» Record excerpts
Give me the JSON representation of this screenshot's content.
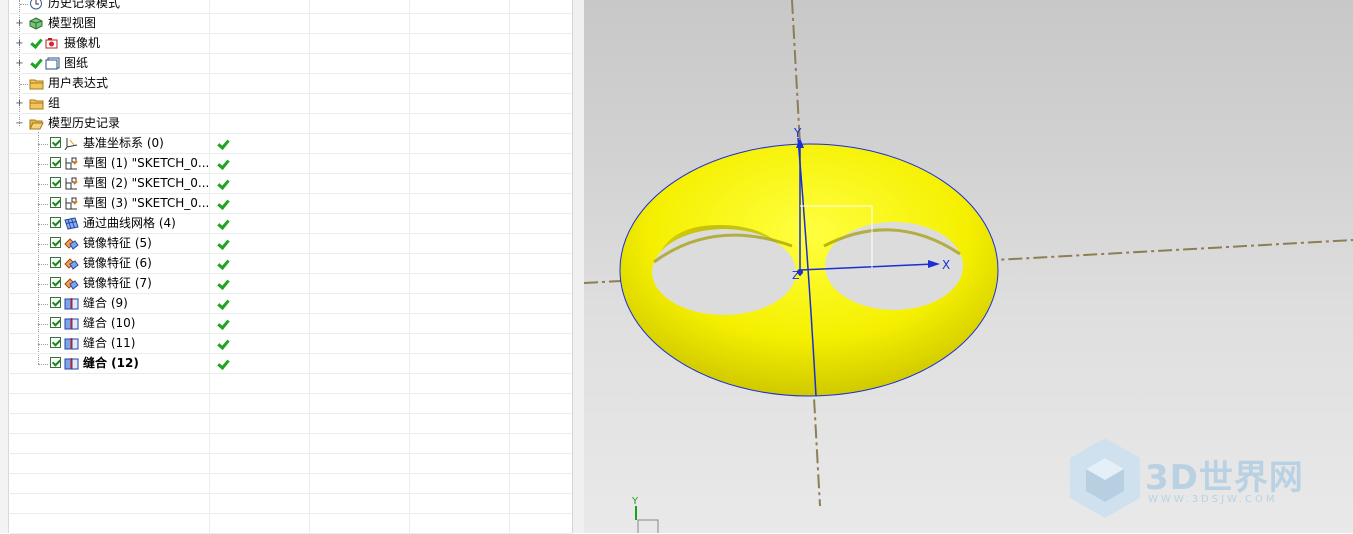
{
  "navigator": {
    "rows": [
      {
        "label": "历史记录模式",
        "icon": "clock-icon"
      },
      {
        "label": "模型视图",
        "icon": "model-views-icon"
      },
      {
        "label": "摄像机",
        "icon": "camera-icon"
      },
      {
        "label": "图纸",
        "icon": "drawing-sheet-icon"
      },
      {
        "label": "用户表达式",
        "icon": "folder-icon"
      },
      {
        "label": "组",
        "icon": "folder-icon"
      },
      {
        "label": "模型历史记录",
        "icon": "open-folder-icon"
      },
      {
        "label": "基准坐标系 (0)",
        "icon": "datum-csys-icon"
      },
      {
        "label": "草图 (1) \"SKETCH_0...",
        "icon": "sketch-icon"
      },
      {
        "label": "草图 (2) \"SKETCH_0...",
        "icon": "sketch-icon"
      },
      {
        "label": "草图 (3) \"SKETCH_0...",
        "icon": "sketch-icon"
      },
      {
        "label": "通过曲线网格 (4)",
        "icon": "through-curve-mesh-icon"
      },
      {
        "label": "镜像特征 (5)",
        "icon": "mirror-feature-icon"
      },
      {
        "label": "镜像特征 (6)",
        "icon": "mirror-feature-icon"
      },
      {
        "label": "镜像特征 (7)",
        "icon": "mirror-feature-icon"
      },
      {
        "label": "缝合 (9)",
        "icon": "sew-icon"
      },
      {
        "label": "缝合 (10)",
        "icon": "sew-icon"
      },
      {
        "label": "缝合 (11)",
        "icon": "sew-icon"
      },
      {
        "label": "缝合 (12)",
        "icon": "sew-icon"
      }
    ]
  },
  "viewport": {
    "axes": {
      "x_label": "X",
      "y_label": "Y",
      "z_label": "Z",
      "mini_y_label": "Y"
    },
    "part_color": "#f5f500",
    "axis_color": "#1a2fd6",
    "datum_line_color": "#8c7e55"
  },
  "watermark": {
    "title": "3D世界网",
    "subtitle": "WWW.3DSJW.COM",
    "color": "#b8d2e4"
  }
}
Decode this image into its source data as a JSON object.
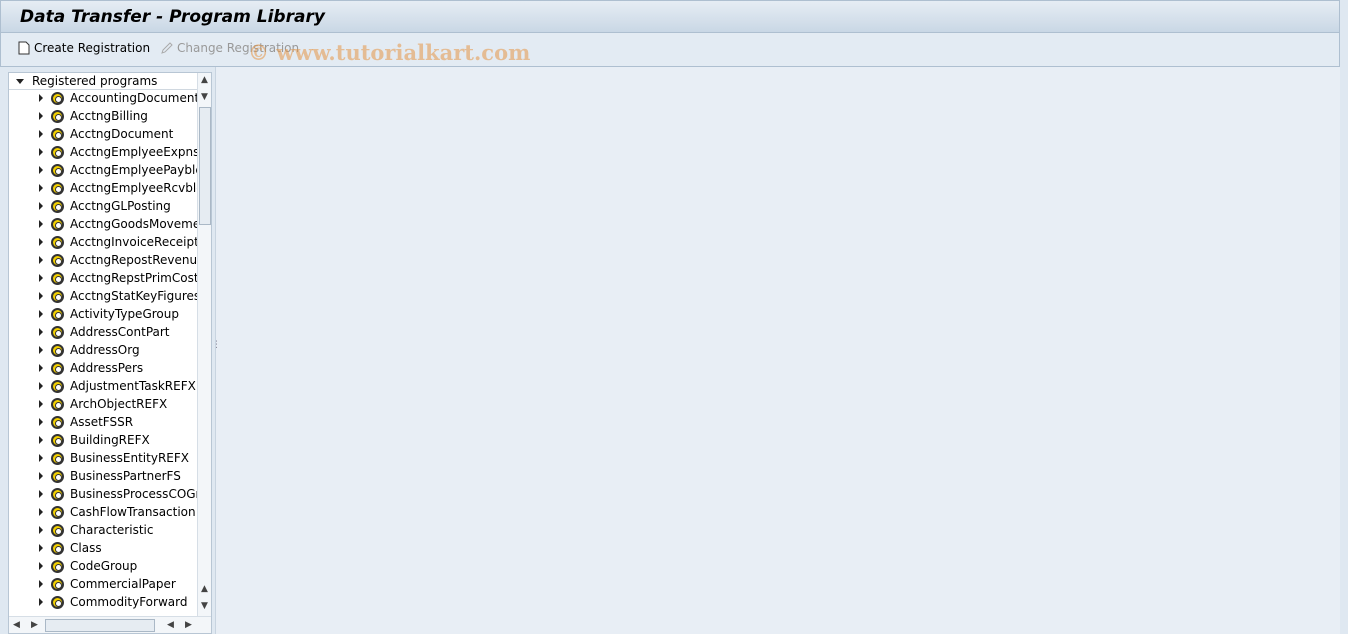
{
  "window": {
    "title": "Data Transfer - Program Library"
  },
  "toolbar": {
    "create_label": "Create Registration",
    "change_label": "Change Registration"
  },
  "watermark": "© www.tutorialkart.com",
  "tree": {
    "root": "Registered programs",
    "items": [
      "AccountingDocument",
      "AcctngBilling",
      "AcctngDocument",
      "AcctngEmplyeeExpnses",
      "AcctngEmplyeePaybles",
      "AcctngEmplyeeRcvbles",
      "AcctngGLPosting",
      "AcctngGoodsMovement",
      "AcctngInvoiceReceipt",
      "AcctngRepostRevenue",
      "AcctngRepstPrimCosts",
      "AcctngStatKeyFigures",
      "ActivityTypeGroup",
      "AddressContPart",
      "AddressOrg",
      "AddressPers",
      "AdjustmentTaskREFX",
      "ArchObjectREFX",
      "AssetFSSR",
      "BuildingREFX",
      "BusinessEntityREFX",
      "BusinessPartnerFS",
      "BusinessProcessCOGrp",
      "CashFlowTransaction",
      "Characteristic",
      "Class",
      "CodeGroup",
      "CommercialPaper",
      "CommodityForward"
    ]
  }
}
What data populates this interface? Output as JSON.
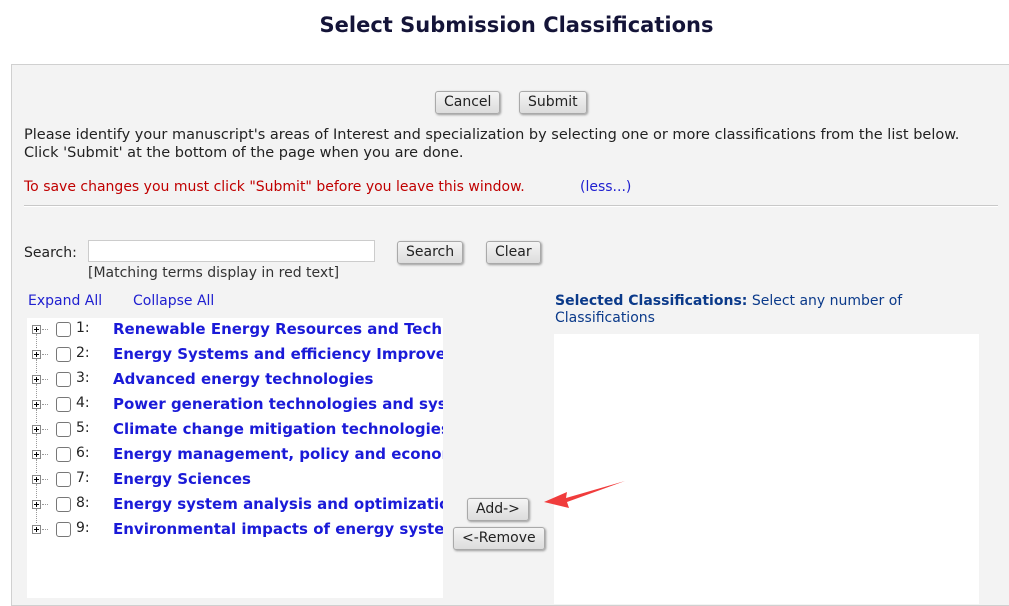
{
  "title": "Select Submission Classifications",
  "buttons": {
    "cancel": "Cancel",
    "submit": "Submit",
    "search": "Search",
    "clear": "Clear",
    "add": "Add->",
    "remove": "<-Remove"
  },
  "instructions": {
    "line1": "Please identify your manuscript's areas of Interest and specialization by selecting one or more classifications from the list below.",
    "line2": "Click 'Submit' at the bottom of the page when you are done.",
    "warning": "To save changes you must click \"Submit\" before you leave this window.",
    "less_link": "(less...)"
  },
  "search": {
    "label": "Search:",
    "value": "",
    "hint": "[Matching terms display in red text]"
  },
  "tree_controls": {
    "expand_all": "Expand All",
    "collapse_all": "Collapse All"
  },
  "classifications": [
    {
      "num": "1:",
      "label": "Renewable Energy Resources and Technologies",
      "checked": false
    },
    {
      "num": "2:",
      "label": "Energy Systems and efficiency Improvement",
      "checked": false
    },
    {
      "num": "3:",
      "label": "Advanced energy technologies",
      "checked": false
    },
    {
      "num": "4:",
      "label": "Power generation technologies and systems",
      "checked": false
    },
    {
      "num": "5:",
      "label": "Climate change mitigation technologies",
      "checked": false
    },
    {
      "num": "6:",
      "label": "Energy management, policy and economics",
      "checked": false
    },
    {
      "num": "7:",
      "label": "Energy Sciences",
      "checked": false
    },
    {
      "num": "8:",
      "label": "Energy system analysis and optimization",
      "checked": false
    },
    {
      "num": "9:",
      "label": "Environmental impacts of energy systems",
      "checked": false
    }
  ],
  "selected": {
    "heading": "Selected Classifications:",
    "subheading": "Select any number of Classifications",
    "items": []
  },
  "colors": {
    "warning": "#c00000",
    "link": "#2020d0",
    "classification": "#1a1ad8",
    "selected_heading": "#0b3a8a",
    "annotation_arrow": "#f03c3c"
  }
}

» Directions for this task
From the data above, copy each line that holds "JSON".

» Answer to the problem
Give me the JSON representation of this screenshot's content.
Decode this image into its source data as a JSON object.
What data populates this interface? Output as JSON.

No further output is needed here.